Task directions: What lines of the data hold the string "heading"? Pull each one out.

Entries:
## BEGIN

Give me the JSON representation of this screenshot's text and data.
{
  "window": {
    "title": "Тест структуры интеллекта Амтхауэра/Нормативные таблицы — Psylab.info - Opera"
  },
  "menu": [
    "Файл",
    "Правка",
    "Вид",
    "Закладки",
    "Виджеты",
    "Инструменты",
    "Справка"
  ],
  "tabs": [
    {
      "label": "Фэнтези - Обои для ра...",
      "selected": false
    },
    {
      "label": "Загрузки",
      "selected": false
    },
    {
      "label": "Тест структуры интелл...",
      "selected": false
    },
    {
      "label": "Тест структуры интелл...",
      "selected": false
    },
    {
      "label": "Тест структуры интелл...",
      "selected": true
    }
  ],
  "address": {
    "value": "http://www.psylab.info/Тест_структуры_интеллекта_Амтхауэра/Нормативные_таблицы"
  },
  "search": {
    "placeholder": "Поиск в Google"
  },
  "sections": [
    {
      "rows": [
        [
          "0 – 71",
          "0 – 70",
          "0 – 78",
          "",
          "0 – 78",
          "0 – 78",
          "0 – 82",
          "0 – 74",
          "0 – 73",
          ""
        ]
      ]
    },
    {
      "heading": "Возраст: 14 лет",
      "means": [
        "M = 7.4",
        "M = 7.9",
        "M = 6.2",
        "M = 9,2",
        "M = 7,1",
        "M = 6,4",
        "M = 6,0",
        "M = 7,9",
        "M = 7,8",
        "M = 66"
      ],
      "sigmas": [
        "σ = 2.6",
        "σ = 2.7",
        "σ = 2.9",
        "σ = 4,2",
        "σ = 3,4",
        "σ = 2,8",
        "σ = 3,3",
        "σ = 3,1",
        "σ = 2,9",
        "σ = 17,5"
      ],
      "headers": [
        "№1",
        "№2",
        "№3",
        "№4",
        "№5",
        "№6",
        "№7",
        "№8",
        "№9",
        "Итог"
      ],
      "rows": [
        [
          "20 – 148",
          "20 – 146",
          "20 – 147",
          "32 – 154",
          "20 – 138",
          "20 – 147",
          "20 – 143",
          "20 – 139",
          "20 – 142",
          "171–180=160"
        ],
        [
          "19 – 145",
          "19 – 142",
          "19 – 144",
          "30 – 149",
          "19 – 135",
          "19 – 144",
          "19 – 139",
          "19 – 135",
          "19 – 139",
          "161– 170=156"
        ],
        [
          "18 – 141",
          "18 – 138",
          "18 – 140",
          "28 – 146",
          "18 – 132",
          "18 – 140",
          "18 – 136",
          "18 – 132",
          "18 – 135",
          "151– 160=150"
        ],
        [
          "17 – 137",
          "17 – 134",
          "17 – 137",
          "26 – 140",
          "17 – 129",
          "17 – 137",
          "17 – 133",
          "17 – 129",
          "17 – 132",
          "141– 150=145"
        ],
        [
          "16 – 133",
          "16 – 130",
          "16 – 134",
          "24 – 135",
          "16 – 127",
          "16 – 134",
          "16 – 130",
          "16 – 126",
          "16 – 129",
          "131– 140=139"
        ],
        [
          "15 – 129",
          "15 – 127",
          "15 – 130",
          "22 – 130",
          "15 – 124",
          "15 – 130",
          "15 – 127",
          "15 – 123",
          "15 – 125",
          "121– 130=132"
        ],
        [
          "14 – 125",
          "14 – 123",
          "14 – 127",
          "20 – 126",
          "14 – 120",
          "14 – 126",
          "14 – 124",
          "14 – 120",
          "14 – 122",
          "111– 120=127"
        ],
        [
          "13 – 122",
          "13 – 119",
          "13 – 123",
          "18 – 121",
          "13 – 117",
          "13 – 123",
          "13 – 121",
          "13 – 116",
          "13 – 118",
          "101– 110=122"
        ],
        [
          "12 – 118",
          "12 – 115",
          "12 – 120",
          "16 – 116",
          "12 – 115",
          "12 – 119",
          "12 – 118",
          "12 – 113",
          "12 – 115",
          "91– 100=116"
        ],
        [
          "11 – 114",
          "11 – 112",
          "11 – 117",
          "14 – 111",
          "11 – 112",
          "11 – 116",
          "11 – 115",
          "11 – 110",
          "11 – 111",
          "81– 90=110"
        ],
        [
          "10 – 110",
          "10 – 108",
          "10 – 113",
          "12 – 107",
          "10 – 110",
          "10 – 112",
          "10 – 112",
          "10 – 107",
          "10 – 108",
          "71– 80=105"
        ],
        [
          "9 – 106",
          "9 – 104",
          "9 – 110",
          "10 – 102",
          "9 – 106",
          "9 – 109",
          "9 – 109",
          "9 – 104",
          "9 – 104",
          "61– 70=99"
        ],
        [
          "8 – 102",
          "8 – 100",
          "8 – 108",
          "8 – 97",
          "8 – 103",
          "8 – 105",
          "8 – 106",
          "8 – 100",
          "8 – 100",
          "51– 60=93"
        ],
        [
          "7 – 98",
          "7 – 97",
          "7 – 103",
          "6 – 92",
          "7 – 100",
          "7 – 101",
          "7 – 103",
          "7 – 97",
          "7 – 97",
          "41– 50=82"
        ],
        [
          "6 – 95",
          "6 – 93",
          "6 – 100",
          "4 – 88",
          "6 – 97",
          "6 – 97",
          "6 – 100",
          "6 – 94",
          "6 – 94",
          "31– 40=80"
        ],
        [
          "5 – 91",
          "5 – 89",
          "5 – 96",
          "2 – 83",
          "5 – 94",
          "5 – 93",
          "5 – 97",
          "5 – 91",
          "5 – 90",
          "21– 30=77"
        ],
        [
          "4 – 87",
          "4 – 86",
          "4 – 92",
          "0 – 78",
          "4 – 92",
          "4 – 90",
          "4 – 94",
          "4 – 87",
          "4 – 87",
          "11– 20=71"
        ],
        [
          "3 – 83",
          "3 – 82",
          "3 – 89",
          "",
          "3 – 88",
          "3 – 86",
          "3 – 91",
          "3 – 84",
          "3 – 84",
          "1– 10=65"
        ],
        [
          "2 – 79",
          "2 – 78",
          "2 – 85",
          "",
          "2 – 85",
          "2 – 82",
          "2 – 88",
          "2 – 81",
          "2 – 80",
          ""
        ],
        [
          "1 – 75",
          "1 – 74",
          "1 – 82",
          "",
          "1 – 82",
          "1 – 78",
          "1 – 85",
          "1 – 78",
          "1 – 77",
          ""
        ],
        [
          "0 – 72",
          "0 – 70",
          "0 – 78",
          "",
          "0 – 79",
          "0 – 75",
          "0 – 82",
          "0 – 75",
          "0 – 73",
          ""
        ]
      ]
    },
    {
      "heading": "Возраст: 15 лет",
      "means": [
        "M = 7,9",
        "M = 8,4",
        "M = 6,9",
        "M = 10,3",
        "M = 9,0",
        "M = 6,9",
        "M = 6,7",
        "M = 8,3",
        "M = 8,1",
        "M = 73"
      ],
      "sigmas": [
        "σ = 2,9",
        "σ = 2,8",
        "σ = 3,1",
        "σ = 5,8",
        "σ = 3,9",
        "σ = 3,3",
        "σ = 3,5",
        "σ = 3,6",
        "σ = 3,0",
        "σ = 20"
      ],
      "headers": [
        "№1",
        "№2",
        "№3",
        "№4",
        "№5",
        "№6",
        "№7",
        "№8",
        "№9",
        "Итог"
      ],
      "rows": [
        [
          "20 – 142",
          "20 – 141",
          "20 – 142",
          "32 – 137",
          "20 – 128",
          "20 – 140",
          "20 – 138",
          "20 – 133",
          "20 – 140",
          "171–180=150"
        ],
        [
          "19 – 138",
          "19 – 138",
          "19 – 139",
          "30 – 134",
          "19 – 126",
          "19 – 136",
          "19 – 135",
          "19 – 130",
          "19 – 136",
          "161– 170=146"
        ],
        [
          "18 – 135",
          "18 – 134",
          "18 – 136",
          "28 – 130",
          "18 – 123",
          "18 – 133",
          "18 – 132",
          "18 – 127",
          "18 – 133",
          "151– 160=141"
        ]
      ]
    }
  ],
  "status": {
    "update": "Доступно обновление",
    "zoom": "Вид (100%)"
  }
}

## END

Complete response:
      "heading": "Возраст: 14 лет",
      "heading": "Возраст: 15 лет",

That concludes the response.